§ **STATED EXERCISE**
Reproduce the material exactly, omitting nothing.

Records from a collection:
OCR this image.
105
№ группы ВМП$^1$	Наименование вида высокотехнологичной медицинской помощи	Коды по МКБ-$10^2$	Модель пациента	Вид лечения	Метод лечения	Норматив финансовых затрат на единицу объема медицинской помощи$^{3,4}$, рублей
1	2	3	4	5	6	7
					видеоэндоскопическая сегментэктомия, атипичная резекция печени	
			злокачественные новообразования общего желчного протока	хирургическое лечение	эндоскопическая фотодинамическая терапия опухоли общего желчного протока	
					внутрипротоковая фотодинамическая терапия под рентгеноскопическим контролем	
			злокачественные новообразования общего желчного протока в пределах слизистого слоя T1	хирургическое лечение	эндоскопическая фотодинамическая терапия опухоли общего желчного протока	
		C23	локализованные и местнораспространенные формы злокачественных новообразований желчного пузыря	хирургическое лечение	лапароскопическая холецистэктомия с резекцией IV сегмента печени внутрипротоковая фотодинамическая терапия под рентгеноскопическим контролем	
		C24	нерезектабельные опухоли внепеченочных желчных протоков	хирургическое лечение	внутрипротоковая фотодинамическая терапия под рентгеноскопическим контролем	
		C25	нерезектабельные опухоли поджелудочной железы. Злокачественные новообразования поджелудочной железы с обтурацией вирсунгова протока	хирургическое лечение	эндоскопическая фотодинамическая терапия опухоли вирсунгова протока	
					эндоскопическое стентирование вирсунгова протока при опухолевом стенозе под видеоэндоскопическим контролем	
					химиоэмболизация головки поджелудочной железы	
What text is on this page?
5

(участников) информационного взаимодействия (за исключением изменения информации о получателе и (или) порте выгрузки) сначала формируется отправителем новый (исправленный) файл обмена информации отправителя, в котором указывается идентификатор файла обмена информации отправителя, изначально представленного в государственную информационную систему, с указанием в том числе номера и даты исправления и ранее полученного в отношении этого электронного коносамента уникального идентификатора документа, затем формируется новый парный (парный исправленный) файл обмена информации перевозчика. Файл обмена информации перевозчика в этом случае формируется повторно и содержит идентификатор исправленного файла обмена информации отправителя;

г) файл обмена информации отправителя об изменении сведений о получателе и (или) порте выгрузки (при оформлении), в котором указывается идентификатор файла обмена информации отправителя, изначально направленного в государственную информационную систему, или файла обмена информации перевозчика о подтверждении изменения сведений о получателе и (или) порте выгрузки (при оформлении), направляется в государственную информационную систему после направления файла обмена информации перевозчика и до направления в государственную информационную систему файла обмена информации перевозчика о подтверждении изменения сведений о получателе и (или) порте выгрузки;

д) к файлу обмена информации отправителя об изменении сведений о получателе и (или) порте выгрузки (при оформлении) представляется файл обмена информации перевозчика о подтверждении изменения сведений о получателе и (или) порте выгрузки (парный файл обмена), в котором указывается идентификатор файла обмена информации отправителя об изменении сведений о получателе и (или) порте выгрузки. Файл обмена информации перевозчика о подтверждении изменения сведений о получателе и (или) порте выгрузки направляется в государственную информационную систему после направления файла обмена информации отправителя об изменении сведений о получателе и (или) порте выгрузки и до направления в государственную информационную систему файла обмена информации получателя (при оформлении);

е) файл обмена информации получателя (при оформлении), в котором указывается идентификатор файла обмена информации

§ **TASK RESULT**
OCR this image.
105
№ группы ВМП$^1$	Наименование вида высокотехнологичной медицинской помощи	Коды по МКБ-$10^2$	Модель пациента	Вид лечения	Метод лечения	Норматив финансовых затрат на единицу объема медицинской помощи$^{3,4}$, рублей
1	2	3	4	5	6	7
					видеоэндоскопическая сегментэктомия, атипичная резекция печени	
			злокачественные новообразования общего желчного протока	хирургическое лечение	эндоскопическая фотодинамическая терапия опухоли общего желчного протока	
					внутрипротоковая фотодинамическая терапия под рентгеноскопическим контролем	
			злокачественные новообразования общего желчного протока в пределах слизистого слоя T1	хирургическое лечение	эндоскопическая фотодинамическая терапия опухоли общего желчного протока	
		C23	локализованные и местнораспространенные формы злокачественных новообразований желчного пузыря	хирургическое лечение	лапароскопическая холецистэктомия с резекцией IV сегмента печени внутрипротоковая фотодинамическая терапия под рентгеноскопическим контролем	
		C24	нерезектабельные опухоли внепеченочных желчных протоков	хирургическое лечение	внутрипротоковая фотодинамическая терапия под рентгеноскопическим контролем	
		C25	нерезектабельные опухоли поджелудочной железы. Злокачественные новообразования поджелудочной железы с обтурацией вирсунгова протока	хирургическое лечение	эндоскопическая фотодинамическая терапия опухоли вирсунгова протока	
					эндоскопическое стентирование вирсунгова протока при опухолевом стенозе под видеоэндоскопическим контролем	
					химиоэмболизация головки поджелудочной железы	
What text is on this page?
5

(участников) информационного взаимодействия (за исключением изменения информации о получателе и (или) порте выгрузки) сначала формируется отправителем новый (исправленный) файл обмена информации отправителя, в котором указывается идентификатор файла обмена информации отправителя, изначально представленного в государственную информационную систему, с указанием в том числе номера и даты исправления и ранее полученного в отношении этого электронного коносамента уникального идентификатора документа, затем формируется новый парный (парный исправленный) файл обмена информации перевозчика. Файл обмена информации перевозчика в этом случае формируется повторно и содержит идентификатор исправленного файла обмена информации отправителя;

г) файл обмена информации отправителя об изменении сведений о получателе и (или) порте выгрузки (при оформлении), в котором указывается идентификатор файла обмена информации отправителя, изначально направленного в государственную информационную систему, или файла обмена информации перевозчика о подтверждении изменения сведений о получателе и (или) порте выгрузки (при оформлении), направляется в государственную информационную систему после направления файла обмена информации перевозчика и до направления в государственную информационную систему файла обмена информации перевозчика о подтверждении изменения сведений о получателе и (или) порте выгрузки;

д) к файлу обмена информации отправителя об изменении сведений о получателе и (или) порте выгрузки (при оформлении) представляется файл обмена информации перевозчика о подтверждении изменения сведений о получателе и (или) порте выгрузки (парный файл обмена), в котором указывается идентификатор файла обмена информации отправителя об изменении сведений о получателе и (или) порте выгрузки. Файл обмена информации перевозчика о подтверждении изменения сведений о получателе и (или) порте выгрузки направляется в государственную информационную систему после направления файла обмена информации отправителя об изменении сведений о получателе и (или) порте выгрузки и до направления в государственную информационную систему файла обмена информации получателя (при оформлении);

е) файл обмена информации получателя (при оформлении), в котором указывается идентификатор файла обмена информации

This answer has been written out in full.